## Your goal
Copy out every line of the records where the string "hauteur" occurs.
● ● ● ● ●
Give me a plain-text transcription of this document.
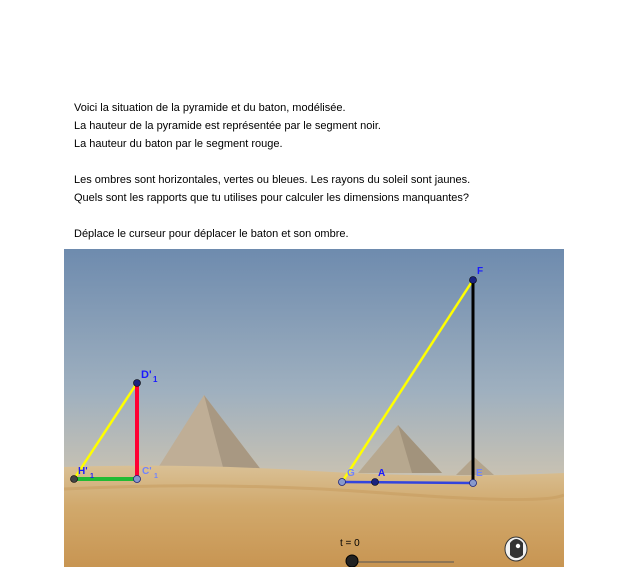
Voici la situation de la pyramide et du baton, modélisée.

La hauteur de la pyramide est représentée par le segment noir.

La hauteur du baton par le segment rouge.

Les ombres sont horizontales, vertes ou bleues. Les rayons du soleil sont jaunes.

Quels sont les rapports que tu utilises pour calculer les dimensions manquantes?

Déplace le curseur pour déplacer le baton et son ombre.

D' 1
H' 1	C' 1
F
G A	E
t = 0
● ● ● ● ●
## Written response
La hauteur de la pyramide est représentée par le segment noir.
La hauteur du baton par le segment rouge.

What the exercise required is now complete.